Data excerpts =>
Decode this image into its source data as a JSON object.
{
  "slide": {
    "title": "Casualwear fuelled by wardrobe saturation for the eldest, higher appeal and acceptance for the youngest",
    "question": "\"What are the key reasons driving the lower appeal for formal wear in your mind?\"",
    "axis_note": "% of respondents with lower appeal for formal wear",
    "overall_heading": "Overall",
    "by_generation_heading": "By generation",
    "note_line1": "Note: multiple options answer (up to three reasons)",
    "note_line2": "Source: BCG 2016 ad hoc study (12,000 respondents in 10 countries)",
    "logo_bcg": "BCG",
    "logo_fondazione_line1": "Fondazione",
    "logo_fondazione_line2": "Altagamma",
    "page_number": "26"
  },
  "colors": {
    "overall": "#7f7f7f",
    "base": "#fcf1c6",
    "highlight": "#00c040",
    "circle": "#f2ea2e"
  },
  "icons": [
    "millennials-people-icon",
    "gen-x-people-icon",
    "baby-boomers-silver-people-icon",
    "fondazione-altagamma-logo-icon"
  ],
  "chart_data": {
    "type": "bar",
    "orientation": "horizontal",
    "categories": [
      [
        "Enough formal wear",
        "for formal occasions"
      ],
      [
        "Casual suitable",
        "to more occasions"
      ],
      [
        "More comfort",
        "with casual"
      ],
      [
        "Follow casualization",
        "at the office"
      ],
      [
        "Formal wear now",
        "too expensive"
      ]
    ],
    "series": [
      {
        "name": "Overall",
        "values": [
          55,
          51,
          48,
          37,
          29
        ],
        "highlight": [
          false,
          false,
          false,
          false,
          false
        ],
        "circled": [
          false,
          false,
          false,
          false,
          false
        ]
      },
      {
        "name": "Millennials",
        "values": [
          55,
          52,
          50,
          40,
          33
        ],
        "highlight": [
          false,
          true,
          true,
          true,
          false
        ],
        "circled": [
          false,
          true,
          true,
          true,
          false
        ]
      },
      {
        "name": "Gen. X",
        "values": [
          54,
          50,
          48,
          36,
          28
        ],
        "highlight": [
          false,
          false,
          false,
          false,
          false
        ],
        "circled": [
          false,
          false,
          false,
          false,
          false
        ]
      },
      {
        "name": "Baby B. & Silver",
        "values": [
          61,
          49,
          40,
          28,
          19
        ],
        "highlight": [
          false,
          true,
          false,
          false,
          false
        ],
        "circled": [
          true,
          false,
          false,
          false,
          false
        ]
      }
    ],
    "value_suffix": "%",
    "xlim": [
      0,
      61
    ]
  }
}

Aim of the exercise => Transcribe the records above exactly as they appear.

Exercise response =>
Decode this image into its source data as a JSON object.
{
  "slide": {
    "title": "Casualwear fuelled by wardrobe saturation for the eldest, higher appeal and acceptance for the youngest",
    "question": "\"What are the key reasons driving the lower appeal for formal wear in your mind?\"",
    "axis_note": "% of respondents with lower appeal for formal wear",
    "overall_heading": "Overall",
    "by_generation_heading": "By generation",
    "note_line1": "Note: multiple options answer (up to three reasons)",
    "note_line2": "Source: BCG 2016 ad hoc study (12,000 respondents in 10 countries)",
    "logo_bcg": "BCG",
    "logo_fondazione_line1": "Fondazione",
    "logo_fondazione_line2": "Altagamma",
    "page_number": "26"
  },
  "colors": {
    "overall": "#7f7f7f",
    "base": "#fcf1c6",
    "highlight": "#00c040",
    "circle": "#f2ea2e"
  },
  "icons": [
    "millennials-people-icon",
    "gen-x-people-icon",
    "baby-boomers-silver-people-icon",
    "fondazione-altagamma-logo-icon"
  ],
  "chart_data": {
    "type": "bar",
    "orientation": "horizontal",
    "categories": [
      [
        "Enough formal wear",
        "for formal occasions"
      ],
      [
        "Casual suitable",
        "to more occasions"
      ],
      [
        "More comfort",
        "with casual"
      ],
      [
        "Follow casualization",
        "at the office"
      ],
      [
        "Formal wear now",
        "too expensive"
      ]
    ],
    "series": [
      {
        "name": "Overall",
        "values": [
          55,
          51,
          48,
          37,
          29
        ],
        "highlight": [
          false,
          false,
          false,
          false,
          false
        ],
        "circled": [
          false,
          false,
          false,
          false,
          false
        ]
      },
      {
        "name": "Millennials",
        "values": [
          55,
          52,
          50,
          40,
          33
        ],
        "highlight": [
          false,
          true,
          true,
          true,
          false
        ],
        "circled": [
          false,
          true,
          true,
          true,
          false
        ]
      },
      {
        "name": "Gen. X",
        "values": [
          54,
          50,
          48,
          36,
          28
        ],
        "highlight": [
          false,
          false,
          false,
          false,
          false
        ],
        "circled": [
          false,
          false,
          false,
          false,
          false
        ]
      },
      {
        "name": "Baby B. & Silver",
        "values": [
          61,
          49,
          40,
          28,
          19
        ],
        "highlight": [
          false,
          true,
          false,
          false,
          false
        ],
        "circled": [
          true,
          false,
          false,
          false,
          false
        ]
      }
    ],
    "value_suffix": "%",
    "xlim": [
      0,
      61
    ]
  }
}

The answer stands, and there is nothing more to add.